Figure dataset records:
>> BEGIN

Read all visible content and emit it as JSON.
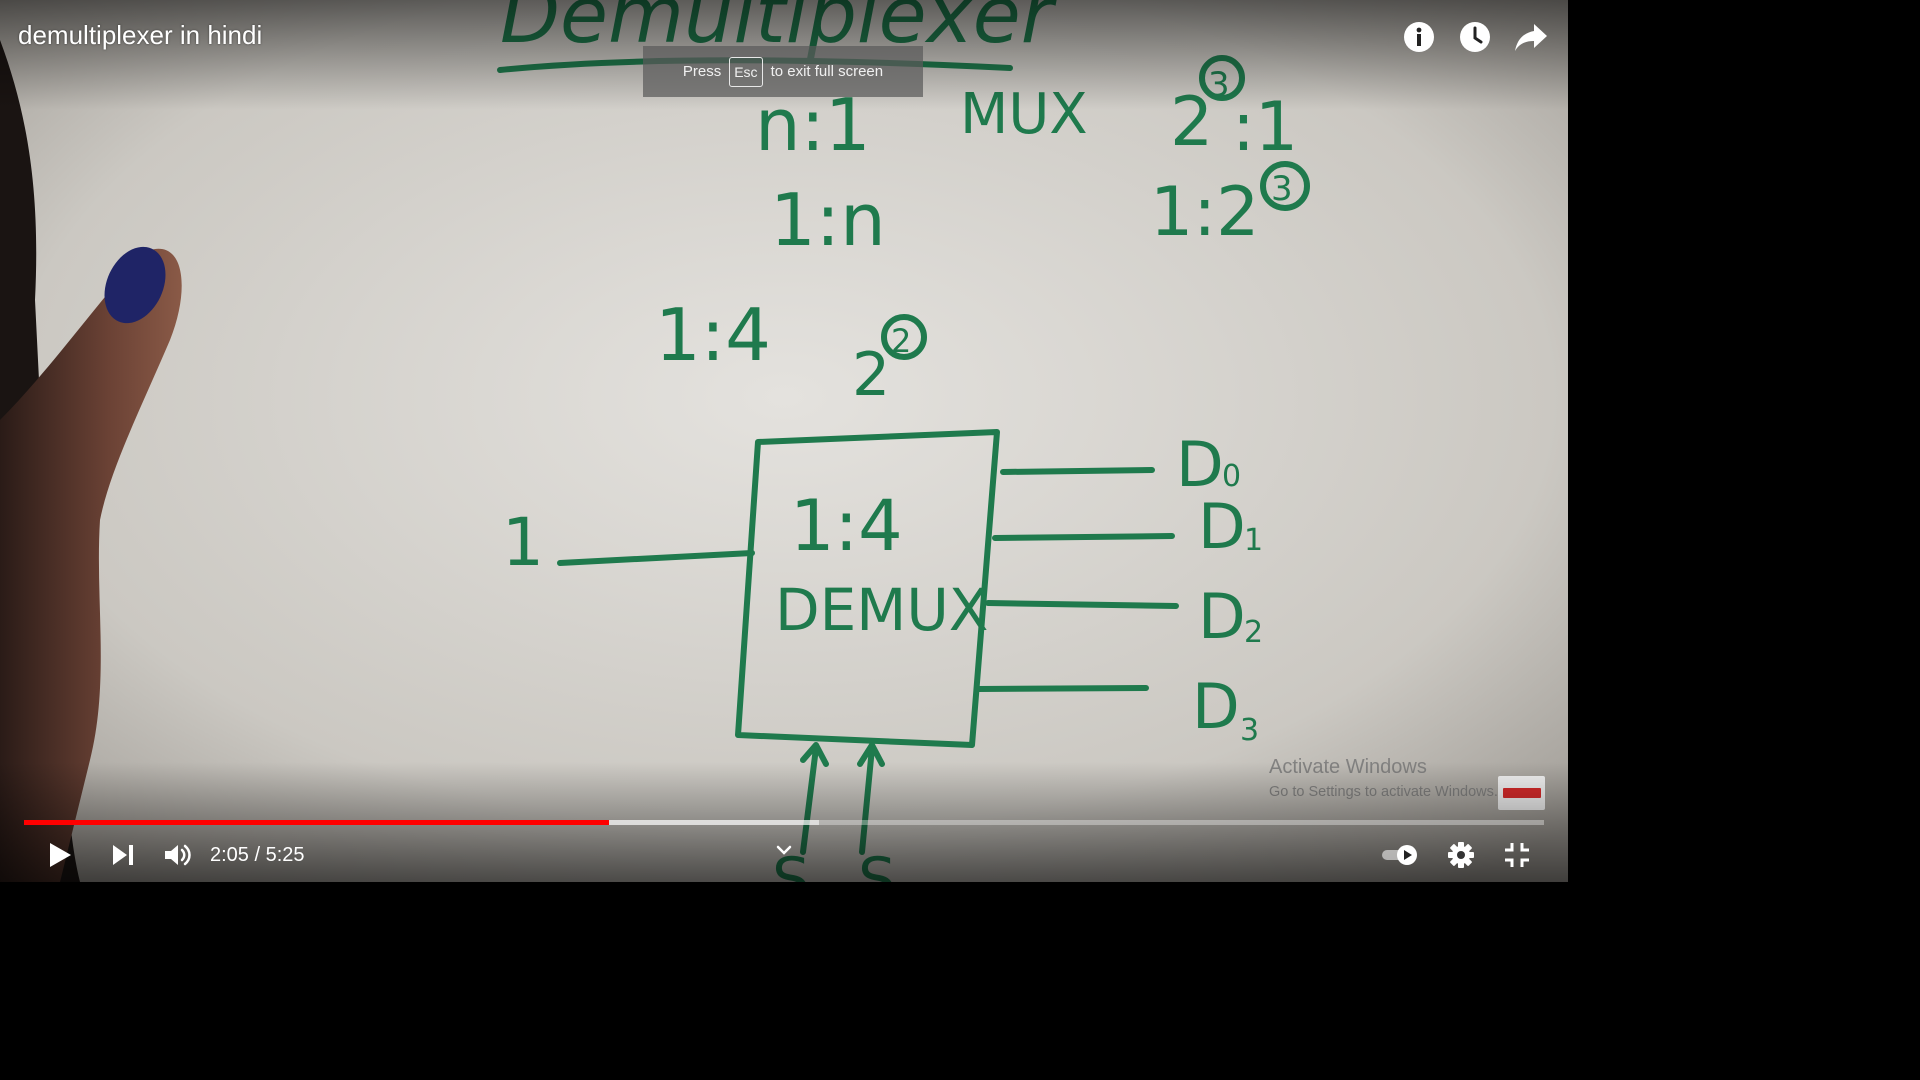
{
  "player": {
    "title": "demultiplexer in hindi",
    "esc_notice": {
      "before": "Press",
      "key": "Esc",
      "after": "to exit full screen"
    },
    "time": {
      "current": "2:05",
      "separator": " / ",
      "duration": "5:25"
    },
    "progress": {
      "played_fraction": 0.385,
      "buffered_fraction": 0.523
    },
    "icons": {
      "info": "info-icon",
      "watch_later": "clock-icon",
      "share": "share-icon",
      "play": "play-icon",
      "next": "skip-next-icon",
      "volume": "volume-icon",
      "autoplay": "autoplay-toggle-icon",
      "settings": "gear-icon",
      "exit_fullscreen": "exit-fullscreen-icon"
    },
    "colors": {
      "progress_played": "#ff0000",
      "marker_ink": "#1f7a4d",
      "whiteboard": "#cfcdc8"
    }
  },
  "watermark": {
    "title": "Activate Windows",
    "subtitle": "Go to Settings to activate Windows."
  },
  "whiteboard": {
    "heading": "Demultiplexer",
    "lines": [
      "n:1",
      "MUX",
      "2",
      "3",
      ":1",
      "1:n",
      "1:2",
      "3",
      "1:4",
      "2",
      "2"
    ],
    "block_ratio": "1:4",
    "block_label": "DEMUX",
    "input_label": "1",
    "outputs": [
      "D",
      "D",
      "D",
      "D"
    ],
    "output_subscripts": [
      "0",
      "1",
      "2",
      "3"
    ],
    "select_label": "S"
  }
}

>> END

Task:
Your copy of the data should match it exactly, except that pictures are left out.

The response:
Read all visible content and emit it as JSON.
{
  "player": {
    "title": "demultiplexer in hindi",
    "esc_notice": {
      "before": "Press",
      "key": "Esc",
      "after": "to exit full screen"
    },
    "time": {
      "current": "2:05",
      "separator": " / ",
      "duration": "5:25"
    },
    "progress": {
      "played_fraction": 0.385,
      "buffered_fraction": 0.523
    },
    "icons": {
      "info": "info-icon",
      "watch_later": "clock-icon",
      "share": "share-icon",
      "play": "play-icon",
      "next": "skip-next-icon",
      "volume": "volume-icon",
      "autoplay": "autoplay-toggle-icon",
      "settings": "gear-icon",
      "exit_fullscreen": "exit-fullscreen-icon"
    },
    "colors": {
      "progress_played": "#ff0000",
      "marker_ink": "#1f7a4d",
      "whiteboard": "#cfcdc8"
    }
  },
  "watermark": {
    "title": "Activate Windows",
    "subtitle": "Go to Settings to activate Windows."
  },
  "whiteboard": {
    "heading": "Demultiplexer",
    "lines": [
      "n:1",
      "MUX",
      "2",
      "3",
      ":1",
      "1:n",
      "1:2",
      "3",
      "1:4",
      "2",
      "2"
    ],
    "block_ratio": "1:4",
    "block_label": "DEMUX",
    "input_label": "1",
    "outputs": [
      "D",
      "D",
      "D",
      "D"
    ],
    "output_subscripts": [
      "0",
      "1",
      "2",
      "3"
    ],
    "select_label": "S"
  }
}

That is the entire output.